What you should do
Copy every line of the data exactly, leaving nothing out.

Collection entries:
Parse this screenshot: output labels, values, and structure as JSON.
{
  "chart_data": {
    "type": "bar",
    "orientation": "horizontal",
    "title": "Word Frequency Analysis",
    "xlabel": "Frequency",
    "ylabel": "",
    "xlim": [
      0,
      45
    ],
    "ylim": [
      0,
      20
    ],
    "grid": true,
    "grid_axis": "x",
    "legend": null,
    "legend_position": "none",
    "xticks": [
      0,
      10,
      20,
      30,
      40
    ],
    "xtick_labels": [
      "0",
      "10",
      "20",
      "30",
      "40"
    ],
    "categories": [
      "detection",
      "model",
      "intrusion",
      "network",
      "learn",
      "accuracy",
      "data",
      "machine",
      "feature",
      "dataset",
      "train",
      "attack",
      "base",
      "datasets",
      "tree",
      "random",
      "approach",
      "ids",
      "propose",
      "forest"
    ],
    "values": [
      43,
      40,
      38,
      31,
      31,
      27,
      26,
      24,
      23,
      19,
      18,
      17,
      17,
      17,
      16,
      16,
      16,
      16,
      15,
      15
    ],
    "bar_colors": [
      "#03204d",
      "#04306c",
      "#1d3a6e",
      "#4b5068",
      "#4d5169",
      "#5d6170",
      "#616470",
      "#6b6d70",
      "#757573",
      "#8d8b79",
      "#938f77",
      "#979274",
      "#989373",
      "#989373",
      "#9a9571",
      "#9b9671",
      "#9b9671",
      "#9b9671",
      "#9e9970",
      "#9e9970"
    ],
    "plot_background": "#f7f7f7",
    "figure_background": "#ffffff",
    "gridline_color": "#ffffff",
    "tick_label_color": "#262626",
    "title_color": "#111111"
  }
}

Response below
Parse this screenshot: output labels, values, and structure as JSON.
{
  "chart_data": {
    "type": "bar",
    "orientation": "horizontal",
    "title": "Word Frequency Analysis",
    "xlabel": "Frequency",
    "ylabel": "",
    "xlim": [
      0,
      45
    ],
    "ylim": [
      0,
      20
    ],
    "grid": true,
    "grid_axis": "x",
    "legend": null,
    "legend_position": "none",
    "xticks": [
      0,
      10,
      20,
      30,
      40
    ],
    "xtick_labels": [
      "0",
      "10",
      "20",
      "30",
      "40"
    ],
    "categories": [
      "detection",
      "model",
      "intrusion",
      "network",
      "learn",
      "accuracy",
      "data",
      "machine",
      "feature",
      "dataset",
      "train",
      "attack",
      "base",
      "datasets",
      "tree",
      "random",
      "approach",
      "ids",
      "propose",
      "forest"
    ],
    "values": [
      43,
      40,
      38,
      31,
      31,
      27,
      26,
      24,
      23,
      19,
      18,
      17,
      17,
      17,
      16,
      16,
      16,
      16,
      15,
      15
    ],
    "bar_colors": [
      "#03204d",
      "#04306c",
      "#1d3a6e",
      "#4b5068",
      "#4d5169",
      "#5d6170",
      "#616470",
      "#6b6d70",
      "#757573",
      "#8d8b79",
      "#938f77",
      "#979274",
      "#989373",
      "#989373",
      "#9a9571",
      "#9b9671",
      "#9b9671",
      "#9b9671",
      "#9e9970",
      "#9e9970"
    ],
    "plot_background": "#f7f7f7",
    "figure_background": "#ffffff",
    "gridline_color": "#ffffff",
    "tick_label_color": "#262626",
    "title_color": "#111111"
  }
}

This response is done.